What follows are records. Restate all of them word for word.

** start Information shown **

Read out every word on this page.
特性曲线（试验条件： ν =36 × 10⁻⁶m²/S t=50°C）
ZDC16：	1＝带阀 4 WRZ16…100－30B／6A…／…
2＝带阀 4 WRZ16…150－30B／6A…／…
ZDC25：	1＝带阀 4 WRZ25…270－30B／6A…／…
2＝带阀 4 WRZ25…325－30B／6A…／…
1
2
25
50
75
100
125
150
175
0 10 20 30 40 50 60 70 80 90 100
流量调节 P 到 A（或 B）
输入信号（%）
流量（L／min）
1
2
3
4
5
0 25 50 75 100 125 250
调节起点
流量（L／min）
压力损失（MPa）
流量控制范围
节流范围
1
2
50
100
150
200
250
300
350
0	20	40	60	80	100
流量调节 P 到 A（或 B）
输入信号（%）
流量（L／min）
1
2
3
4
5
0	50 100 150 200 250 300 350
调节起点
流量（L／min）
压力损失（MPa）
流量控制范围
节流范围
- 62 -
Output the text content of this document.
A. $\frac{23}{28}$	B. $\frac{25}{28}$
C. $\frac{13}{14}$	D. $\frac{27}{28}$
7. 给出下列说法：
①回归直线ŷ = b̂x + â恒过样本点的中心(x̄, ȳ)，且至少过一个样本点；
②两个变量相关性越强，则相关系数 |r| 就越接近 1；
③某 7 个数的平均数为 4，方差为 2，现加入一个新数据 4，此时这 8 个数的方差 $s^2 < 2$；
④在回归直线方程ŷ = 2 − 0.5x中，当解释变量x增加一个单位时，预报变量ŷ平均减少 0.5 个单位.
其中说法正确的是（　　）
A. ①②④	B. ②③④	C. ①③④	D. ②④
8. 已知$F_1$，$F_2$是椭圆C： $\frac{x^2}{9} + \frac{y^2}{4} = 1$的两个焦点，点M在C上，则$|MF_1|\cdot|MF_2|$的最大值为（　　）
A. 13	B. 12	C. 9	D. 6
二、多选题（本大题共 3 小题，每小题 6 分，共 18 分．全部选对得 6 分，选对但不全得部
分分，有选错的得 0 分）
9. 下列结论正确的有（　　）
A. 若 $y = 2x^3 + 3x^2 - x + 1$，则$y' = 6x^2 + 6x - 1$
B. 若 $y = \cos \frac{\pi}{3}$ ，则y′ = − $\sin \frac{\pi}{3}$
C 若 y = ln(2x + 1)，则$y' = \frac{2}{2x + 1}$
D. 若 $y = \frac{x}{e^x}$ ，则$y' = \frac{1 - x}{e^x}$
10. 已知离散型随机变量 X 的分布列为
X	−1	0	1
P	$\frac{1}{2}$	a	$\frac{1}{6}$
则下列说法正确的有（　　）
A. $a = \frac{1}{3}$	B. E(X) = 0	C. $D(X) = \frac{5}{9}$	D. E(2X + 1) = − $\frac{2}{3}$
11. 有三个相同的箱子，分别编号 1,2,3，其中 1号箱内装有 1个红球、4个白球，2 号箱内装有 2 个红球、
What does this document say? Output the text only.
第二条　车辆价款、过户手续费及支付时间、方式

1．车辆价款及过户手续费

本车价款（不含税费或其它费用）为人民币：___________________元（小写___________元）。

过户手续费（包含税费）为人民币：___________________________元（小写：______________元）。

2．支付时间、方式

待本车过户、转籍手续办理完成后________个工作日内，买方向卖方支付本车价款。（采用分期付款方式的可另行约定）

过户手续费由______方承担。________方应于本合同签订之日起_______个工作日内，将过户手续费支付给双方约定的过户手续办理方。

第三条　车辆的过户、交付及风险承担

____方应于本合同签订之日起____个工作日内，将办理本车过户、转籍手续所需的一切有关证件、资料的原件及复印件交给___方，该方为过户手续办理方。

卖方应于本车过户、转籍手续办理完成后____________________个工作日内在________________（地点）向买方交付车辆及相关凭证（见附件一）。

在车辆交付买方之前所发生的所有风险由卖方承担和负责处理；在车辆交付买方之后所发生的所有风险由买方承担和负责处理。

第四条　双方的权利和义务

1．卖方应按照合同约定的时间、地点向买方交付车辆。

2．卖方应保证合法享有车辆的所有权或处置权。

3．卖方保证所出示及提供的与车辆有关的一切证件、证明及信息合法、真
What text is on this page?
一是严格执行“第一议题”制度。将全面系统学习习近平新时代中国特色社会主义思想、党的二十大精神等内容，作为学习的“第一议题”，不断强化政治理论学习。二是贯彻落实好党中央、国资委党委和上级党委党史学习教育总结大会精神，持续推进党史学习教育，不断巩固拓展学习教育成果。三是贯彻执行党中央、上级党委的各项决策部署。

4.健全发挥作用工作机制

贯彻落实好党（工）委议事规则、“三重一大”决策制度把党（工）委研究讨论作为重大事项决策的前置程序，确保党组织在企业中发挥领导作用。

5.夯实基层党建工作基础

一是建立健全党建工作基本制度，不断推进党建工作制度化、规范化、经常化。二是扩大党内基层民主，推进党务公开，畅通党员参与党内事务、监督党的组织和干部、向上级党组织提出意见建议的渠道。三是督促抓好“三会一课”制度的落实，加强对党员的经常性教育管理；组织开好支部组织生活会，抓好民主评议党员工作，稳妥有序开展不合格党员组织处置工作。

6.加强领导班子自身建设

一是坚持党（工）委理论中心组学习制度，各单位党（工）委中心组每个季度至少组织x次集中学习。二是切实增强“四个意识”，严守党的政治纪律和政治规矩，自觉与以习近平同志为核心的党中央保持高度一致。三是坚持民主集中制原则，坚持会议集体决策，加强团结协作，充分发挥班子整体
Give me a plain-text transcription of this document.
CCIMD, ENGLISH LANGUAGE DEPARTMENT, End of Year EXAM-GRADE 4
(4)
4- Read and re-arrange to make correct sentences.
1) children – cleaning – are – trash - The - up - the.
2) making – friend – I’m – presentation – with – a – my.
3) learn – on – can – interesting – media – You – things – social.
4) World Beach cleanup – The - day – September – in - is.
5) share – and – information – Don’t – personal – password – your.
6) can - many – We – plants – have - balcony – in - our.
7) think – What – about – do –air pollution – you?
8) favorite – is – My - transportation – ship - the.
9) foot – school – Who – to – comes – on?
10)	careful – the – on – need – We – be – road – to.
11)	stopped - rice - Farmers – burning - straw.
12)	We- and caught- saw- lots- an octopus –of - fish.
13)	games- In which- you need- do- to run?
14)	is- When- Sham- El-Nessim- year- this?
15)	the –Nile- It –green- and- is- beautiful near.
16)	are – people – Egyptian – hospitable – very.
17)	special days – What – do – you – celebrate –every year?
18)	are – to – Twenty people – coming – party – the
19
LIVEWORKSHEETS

** end Information shown **

— Complete output —
Read out every word on this page.
特性曲线（试验条件： ν =36 × 10⁻⁶m²/S t=50°C）
ZDC16：	1＝带阀 4 WRZ16…100－30B／6A…／…
2＝带阀 4 WRZ16…150－30B／6A…／…
ZDC25：	1＝带阀 4 WRZ25…270－30B／6A…／…
2＝带阀 4 WRZ25…325－30B／6A…／…
1
2
25
50
75
100
125
150
175
0 10 20 30 40 50 60 70 80 90 100
流量调节 P 到 A（或 B）
输入信号（%）
流量（L／min）
1
2
3
4
5
0 25 50 75 100 125 250
调节起点
流量（L／min）
压力损失（MPa）
流量控制范围
节流范围
1
2
50
100
150
200
250
300
350
0	20	40	60	80	100
流量调节 P 到 A（或 B）
输入信号（%）
流量（L／min）
1
2
3
4
5
0	50 100 150 200 250 300 350
调节起点
流量（L／min）
压力损失（MPa）
流量控制范围
节流范围
- 62 -
Output the text content of this document.
A. $\frac{23}{28}$	B. $\frac{25}{28}$
C. $\frac{13}{14}$	D. $\frac{27}{28}$
7. 给出下列说法：
①回归直线ŷ = b̂x + â恒过样本点的中心(x̄, ȳ)，且至少过一个样本点；
②两个变量相关性越强，则相关系数 |r| 就越接近 1；
③某 7 个数的平均数为 4，方差为 2，现加入一个新数据 4，此时这 8 个数的方差 $s^2 < 2$；
④在回归直线方程ŷ = 2 − 0.5x中，当解释变量x增加一个单位时，预报变量ŷ平均减少 0.5 个单位.
其中说法正确的是（　　）
A. ①②④	B. ②③④	C. ①③④	D. ②④
8. 已知$F_1$，$F_2$是椭圆C： $\frac{x^2}{9} + \frac{y^2}{4} = 1$的两个焦点，点M在C上，则$|MF_1|\cdot|MF_2|$的最大值为（　　）
A. 13	B. 12	C. 9	D. 6
二、多选题（本大题共 3 小题，每小题 6 分，共 18 分．全部选对得 6 分，选对但不全得部
分分，有选错的得 0 分）
9. 下列结论正确的有（　　）
A. 若 $y = 2x^3 + 3x^2 - x + 1$，则$y' = 6x^2 + 6x - 1$
B. 若 $y = \cos \frac{\pi}{3}$ ，则y′ = − $\sin \frac{\pi}{3}$
C 若 y = ln(2x + 1)，则$y' = \frac{2}{2x + 1}$
D. 若 $y = \frac{x}{e^x}$ ，则$y' = \frac{1 - x}{e^x}$
10. 已知离散型随机变量 X 的分布列为
X	−1	0	1
P	$\frac{1}{2}$	a	$\frac{1}{6}$
则下列说法正确的有（　　）
A. $a = \frac{1}{3}$	B. E(X) = 0	C. $D(X) = \frac{5}{9}$	D. E(2X + 1) = − $\frac{2}{3}$
11. 有三个相同的箱子，分别编号 1,2,3，其中 1号箱内装有 1个红球、4个白球，2 号箱内装有 2 个红球、
What does this document say? Output the text only.
第二条　车辆价款、过户手续费及支付时间、方式

1．车辆价款及过户手续费

本车价款（不含税费或其它费用）为人民币：___________________元（小写___________元）。

过户手续费（包含税费）为人民币：___________________________元（小写：______________元）。

2．支付时间、方式

待本车过户、转籍手续办理完成后________个工作日内，买方向卖方支付本车价款。（采用分期付款方式的可另行约定）

过户手续费由______方承担。________方应于本合同签订之日起_______个工作日内，将过户手续费支付给双方约定的过户手续办理方。

第三条　车辆的过户、交付及风险承担

____方应于本合同签订之日起____个工作日内，将办理本车过户、转籍手续所需的一切有关证件、资料的原件及复印件交给___方，该方为过户手续办理方。

卖方应于本车过户、转籍手续办理完成后____________________个工作日内在________________（地点）向买方交付车辆及相关凭证（见附件一）。

在车辆交付买方之前所发生的所有风险由卖方承担和负责处理；在车辆交付买方之后所发生的所有风险由买方承担和负责处理。

第四条　双方的权利和义务

1．卖方应按照合同约定的时间、地点向买方交付车辆。

2．卖方应保证合法享有车辆的所有权或处置权。

3．卖方保证所出示及提供的与车辆有关的一切证件、证明及信息合法、真
What text is on this page?
一是严格执行“第一议题”制度。将全面系统学习习近平新时代中国特色社会主义思想、党的二十大精神等内容，作为学习的“第一议题”，不断强化政治理论学习。二是贯彻落实好党中央、国资委党委和上级党委党史学习教育总结大会精神，持续推进党史学习教育，不断巩固拓展学习教育成果。三是贯彻执行党中央、上级党委的各项决策部署。

4.健全发挥作用工作机制

贯彻落实好党（工）委议事规则、“三重一大”决策制度把党（工）委研究讨论作为重大事项决策的前置程序，确保党组织在企业中发挥领导作用。

5.夯实基层党建工作基础

一是建立健全党建工作基本制度，不断推进党建工作制度化、规范化、经常化。二是扩大党内基层民主，推进党务公开，畅通党员参与党内事务、监督党的组织和干部、向上级党组织提出意见建议的渠道。三是督促抓好“三会一课”制度的落实，加强对党员的经常性教育管理；组织开好支部组织生活会，抓好民主评议党员工作，稳妥有序开展不合格党员组织处置工作。

6.加强领导班子自身建设

一是坚持党（工）委理论中心组学习制度，各单位党（工）委中心组每个季度至少组织x次集中学习。二是切实增强“四个意识”，严守党的政治纪律和政治规矩，自觉与以习近平同志为核心的党中央保持高度一致。三是坚持民主集中制原则，坚持会议集体决策，加强团结协作，充分发挥班子整体
Give me a plain-text transcription of this document.
CCIMD, ENGLISH LANGUAGE DEPARTMENT, End of Year EXAM-GRADE 4
(4)
4- Read and re-arrange to make correct sentences.
1) children – cleaning – are – trash - The - up - the.
2) making – friend – I’m – presentation – with – a – my.
3) learn – on – can – interesting – media – You – things – social.
4) World Beach cleanup – The - day – September – in - is.
5) share – and – information – Don’t – personal – password – your.
6) can - many – We – plants – have - balcony – in - our.
7) think – What – about – do –air pollution – you?
8) favorite – is – My - transportation – ship - the.
9) foot – school – Who – to – comes – on?
10)	careful – the – on – need – We – be – road – to.
11)	stopped - rice - Farmers – burning - straw.
12)	We- and caught- saw- lots- an octopus –of - fish.
13)	games- In which- you need- do- to run?
14)	is- When- Sham- El-Nessim- year- this?
15)	the –Nile- It –green- and- is- beautiful near.
16)	are – people – Egyptian – hospitable – very.
17)	special days – What – do – you – celebrate –every year?
18)	are – to – Twenty people – coming – party – the
19
LIVEWORKSHEETS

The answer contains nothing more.